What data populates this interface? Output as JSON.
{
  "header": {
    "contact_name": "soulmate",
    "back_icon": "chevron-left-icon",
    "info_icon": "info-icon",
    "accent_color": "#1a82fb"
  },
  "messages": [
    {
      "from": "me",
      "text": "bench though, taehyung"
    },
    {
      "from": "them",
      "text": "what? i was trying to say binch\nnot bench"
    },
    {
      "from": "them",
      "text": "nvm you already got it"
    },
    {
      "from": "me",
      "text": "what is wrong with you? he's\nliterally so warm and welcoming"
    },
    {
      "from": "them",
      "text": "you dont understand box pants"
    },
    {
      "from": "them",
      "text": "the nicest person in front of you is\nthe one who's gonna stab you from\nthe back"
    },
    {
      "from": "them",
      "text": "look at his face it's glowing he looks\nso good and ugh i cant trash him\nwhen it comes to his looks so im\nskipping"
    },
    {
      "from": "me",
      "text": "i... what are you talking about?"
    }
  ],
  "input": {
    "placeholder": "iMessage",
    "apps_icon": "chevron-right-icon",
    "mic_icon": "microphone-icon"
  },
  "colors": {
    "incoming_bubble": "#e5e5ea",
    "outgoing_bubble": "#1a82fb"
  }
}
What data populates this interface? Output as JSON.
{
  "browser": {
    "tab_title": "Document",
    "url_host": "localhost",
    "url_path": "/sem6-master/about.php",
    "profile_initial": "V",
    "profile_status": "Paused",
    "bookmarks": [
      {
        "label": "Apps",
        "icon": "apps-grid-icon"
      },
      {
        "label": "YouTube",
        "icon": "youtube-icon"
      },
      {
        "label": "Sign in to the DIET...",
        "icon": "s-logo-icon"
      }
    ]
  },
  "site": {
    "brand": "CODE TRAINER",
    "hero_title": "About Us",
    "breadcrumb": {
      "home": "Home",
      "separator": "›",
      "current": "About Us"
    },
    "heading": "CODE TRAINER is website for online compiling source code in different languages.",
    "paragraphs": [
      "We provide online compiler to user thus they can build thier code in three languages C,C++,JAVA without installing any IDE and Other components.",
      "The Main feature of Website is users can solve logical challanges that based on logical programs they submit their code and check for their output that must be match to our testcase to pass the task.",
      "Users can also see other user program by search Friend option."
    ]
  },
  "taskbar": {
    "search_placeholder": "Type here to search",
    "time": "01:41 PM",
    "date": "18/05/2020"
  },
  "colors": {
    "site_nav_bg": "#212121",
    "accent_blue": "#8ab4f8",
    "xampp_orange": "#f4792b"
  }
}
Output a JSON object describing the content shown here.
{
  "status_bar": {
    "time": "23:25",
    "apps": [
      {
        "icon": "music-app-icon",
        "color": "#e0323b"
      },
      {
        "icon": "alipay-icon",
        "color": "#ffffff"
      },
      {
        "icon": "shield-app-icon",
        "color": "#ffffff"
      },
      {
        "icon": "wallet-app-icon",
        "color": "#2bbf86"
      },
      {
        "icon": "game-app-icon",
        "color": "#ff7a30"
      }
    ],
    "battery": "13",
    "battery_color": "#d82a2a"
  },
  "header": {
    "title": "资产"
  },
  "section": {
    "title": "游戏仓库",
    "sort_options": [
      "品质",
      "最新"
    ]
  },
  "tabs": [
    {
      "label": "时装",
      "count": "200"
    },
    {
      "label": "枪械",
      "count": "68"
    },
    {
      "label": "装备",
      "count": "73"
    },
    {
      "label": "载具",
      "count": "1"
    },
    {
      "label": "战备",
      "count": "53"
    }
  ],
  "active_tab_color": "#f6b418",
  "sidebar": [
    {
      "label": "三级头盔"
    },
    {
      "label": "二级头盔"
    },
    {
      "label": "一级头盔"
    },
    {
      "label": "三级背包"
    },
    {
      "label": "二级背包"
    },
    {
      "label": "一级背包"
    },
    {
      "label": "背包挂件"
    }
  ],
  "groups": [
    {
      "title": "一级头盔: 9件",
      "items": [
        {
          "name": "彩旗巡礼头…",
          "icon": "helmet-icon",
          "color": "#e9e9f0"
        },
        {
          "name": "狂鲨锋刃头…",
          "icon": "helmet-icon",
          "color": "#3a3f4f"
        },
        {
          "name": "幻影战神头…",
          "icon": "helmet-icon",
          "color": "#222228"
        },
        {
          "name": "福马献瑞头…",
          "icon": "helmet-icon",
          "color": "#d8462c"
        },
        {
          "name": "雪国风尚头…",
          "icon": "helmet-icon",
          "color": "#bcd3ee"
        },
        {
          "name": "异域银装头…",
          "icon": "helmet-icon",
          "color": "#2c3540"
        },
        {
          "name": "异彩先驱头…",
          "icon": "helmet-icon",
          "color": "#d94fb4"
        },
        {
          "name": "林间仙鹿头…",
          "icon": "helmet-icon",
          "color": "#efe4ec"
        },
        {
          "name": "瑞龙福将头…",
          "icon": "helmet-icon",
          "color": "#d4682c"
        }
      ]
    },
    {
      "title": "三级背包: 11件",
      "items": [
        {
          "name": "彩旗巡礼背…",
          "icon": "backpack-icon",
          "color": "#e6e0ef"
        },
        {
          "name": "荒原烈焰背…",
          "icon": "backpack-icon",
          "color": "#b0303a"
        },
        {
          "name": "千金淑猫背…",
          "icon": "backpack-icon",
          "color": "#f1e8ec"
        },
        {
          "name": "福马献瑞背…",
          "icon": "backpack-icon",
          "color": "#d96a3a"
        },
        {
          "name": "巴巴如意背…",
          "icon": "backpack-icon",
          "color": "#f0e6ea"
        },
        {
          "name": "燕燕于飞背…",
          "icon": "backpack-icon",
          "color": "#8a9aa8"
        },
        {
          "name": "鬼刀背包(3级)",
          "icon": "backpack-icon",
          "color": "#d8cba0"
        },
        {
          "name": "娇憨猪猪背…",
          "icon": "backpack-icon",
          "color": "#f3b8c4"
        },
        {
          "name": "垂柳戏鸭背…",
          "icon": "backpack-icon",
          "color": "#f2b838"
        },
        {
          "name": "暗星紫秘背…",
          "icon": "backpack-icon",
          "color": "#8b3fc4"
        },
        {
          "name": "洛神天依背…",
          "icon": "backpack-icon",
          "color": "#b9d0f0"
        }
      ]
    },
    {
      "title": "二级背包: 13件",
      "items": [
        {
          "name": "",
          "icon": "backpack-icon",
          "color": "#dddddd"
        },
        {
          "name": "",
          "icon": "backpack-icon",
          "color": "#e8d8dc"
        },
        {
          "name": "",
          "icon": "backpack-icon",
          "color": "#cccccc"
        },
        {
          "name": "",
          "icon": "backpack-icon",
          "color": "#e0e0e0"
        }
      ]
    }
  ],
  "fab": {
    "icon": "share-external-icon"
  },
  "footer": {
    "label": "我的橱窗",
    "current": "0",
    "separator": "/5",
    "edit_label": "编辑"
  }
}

_What is needed_: Your task is to transcribe the listing above in full, exactly as given.

_The completed task_:
What data populates this interface? Output as JSON.
{
  "header": {
    "contact_name": "soulmate",
    "back_icon": "chevron-left-icon",
    "info_icon": "info-icon",
    "accent_color": "#1a82fb"
  },
  "messages": [
    {
      "from": "me",
      "text": "bench though, taehyung"
    },
    {
      "from": "them",
      "text": "what? i was trying to say binch\nnot bench"
    },
    {
      "from": "them",
      "text": "nvm you already got it"
    },
    {
      "from": "me",
      "text": "what is wrong with you? he's\nliterally so warm and welcoming"
    },
    {
      "from": "them",
      "text": "you dont understand box pants"
    },
    {
      "from": "them",
      "text": "the nicest person in front of you is\nthe one who's gonna stab you from\nthe back"
    },
    {
      "from": "them",
      "text": "look at his face it's glowing he looks\nso good and ugh i cant trash him\nwhen it comes to his looks so im\nskipping"
    },
    {
      "from": "me",
      "text": "i... what are you talking about?"
    }
  ],
  "input": {
    "placeholder": "iMessage",
    "apps_icon": "chevron-right-icon",
    "mic_icon": "microphone-icon"
  },
  "colors": {
    "incoming_bubble": "#e5e5ea",
    "outgoing_bubble": "#1a82fb"
  }
}
What data populates this interface? Output as JSON.
{
  "browser": {
    "tab_title": "Document",
    "url_host": "localhost",
    "url_path": "/sem6-master/about.php",
    "profile_initial": "V",
    "profile_status": "Paused",
    "bookmarks": [
      {
        "label": "Apps",
        "icon": "apps-grid-icon"
      },
      {
        "label": "YouTube",
        "icon": "youtube-icon"
      },
      {
        "label": "Sign in to the DIET...",
        "icon": "s-logo-icon"
      }
    ]
  },
  "site": {
    "brand": "CODE TRAINER",
    "hero_title": "About Us",
    "breadcrumb": {
      "home": "Home",
      "separator": "›",
      "current": "About Us"
    },
    "heading": "CODE TRAINER is website for online compiling source code in different languages.",
    "paragraphs": [
      "We provide online compiler to user thus they can build thier code in three languages C,C++,JAVA without installing any IDE and Other components.",
      "The Main feature of Website is users can solve logical challanges that based on logical programs they submit their code and check for their output that must be match to our testcase to pass the task.",
      "Users can also see other user program by search Friend option."
    ]
  },
  "taskbar": {
    "search_placeholder": "Type here to search",
    "time": "01:41 PM",
    "date": "18/05/2020"
  },
  "colors": {
    "site_nav_bg": "#212121",
    "accent_blue": "#8ab4f8",
    "xampp_orange": "#f4792b"
  }
}
Output a JSON object describing the content shown here.
{
  "status_bar": {
    "time": "23:25",
    "apps": [
      {
        "icon": "music-app-icon",
        "color": "#e0323b"
      },
      {
        "icon": "alipay-icon",
        "color": "#ffffff"
      },
      {
        "icon": "shield-app-icon",
        "color": "#ffffff"
      },
      {
        "icon": "wallet-app-icon",
        "color": "#2bbf86"
      },
      {
        "icon": "game-app-icon",
        "color": "#ff7a30"
      }
    ],
    "battery": "13",
    "battery_color": "#d82a2a"
  },
  "header": {
    "title": "资产"
  },
  "section": {
    "title": "游戏仓库",
    "sort_options": [
      "品质",
      "最新"
    ]
  },
  "tabs": [
    {
      "label": "时装",
      "count": "200"
    },
    {
      "label": "枪械",
      "count": "68"
    },
    {
      "label": "装备",
      "count": "73"
    },
    {
      "label": "载具",
      "count": "1"
    },
    {
      "label": "战备",
      "count": "53"
    }
  ],
  "active_tab_color": "#f6b418",
  "sidebar": [
    {
      "label": "三级头盔"
    },
    {
      "label": "二级头盔"
    },
    {
      "label": "一级头盔"
    },
    {
      "label": "三级背包"
    },
    {
      "label": "二级背包"
    },
    {
      "label": "一级背包"
    },
    {
      "label": "背包挂件"
    }
  ],
  "groups": [
    {
      "title": "一级头盔: 9件",
      "items": [
        {
          "name": "彩旗巡礼头…",
          "icon": "helmet-icon",
          "color": "#e9e9f0"
        },
        {
          "name": "狂鲨锋刃头…",
          "icon": "helmet-icon",
          "color": "#3a3f4f"
        },
        {
          "name": "幻影战神头…",
          "icon": "helmet-icon",
          "color": "#222228"
        },
        {
          "name": "福马献瑞头…",
          "icon": "helmet-icon",
          "color": "#d8462c"
        },
        {
          "name": "雪国风尚头…",
          "icon": "helmet-icon",
          "color": "#bcd3ee"
        },
        {
          "name": "异域银装头…",
          "icon": "helmet-icon",
          "color": "#2c3540"
        },
        {
          "name": "异彩先驱头…",
          "icon": "helmet-icon",
          "color": "#d94fb4"
        },
        {
          "name": "林间仙鹿头…",
          "icon": "helmet-icon",
          "color": "#efe4ec"
        },
        {
          "name": "瑞龙福将头…",
          "icon": "helmet-icon",
          "color": "#d4682c"
        }
      ]
    },
    {
      "title": "三级背包: 11件",
      "items": [
        {
          "name": "彩旗巡礼背…",
          "icon": "backpack-icon",
          "color": "#e6e0ef"
        },
        {
          "name": "荒原烈焰背…",
          "icon": "backpack-icon",
          "color": "#b0303a"
        },
        {
          "name": "千金淑猫背…",
          "icon": "backpack-icon",
          "color": "#f1e8ec"
        },
        {
          "name": "福马献瑞背…",
          "icon": "backpack-icon",
          "color": "#d96a3a"
        },
        {
          "name": "巴巴如意背…",
          "icon": "backpack-icon",
          "color": "#f0e6ea"
        },
        {
          "name": "燕燕于飞背…",
          "icon": "backpack-icon",
          "color": "#8a9aa8"
        },
        {
          "name": "鬼刀背包(3级)",
          "icon": "backpack-icon",
          "color": "#d8cba0"
        },
        {
          "name": "娇憨猪猪背…",
          "icon": "backpack-icon",
          "color": "#f3b8c4"
        },
        {
          "name": "垂柳戏鸭背…",
          "icon": "backpack-icon",
          "color": "#f2b838"
        },
        {
          "name": "暗星紫秘背…",
          "icon": "backpack-icon",
          "color": "#8b3fc4"
        },
        {
          "name": "洛神天依背…",
          "icon": "backpack-icon",
          "color": "#b9d0f0"
        }
      ]
    },
    {
      "title": "二级背包: 13件",
      "items": [
        {
          "name": "",
          "icon": "backpack-icon",
          "color": "#dddddd"
        },
        {
          "name": "",
          "icon": "backpack-icon",
          "color": "#e8d8dc"
        },
        {
          "name": "",
          "icon": "backpack-icon",
          "color": "#cccccc"
        },
        {
          "name": "",
          "icon": "backpack-icon",
          "color": "#e0e0e0"
        }
      ]
    }
  ],
  "fab": {
    "icon": "share-external-icon"
  },
  "footer": {
    "label": "我的橱窗",
    "current": "0",
    "separator": "/5",
    "edit_label": "编辑"
  }
}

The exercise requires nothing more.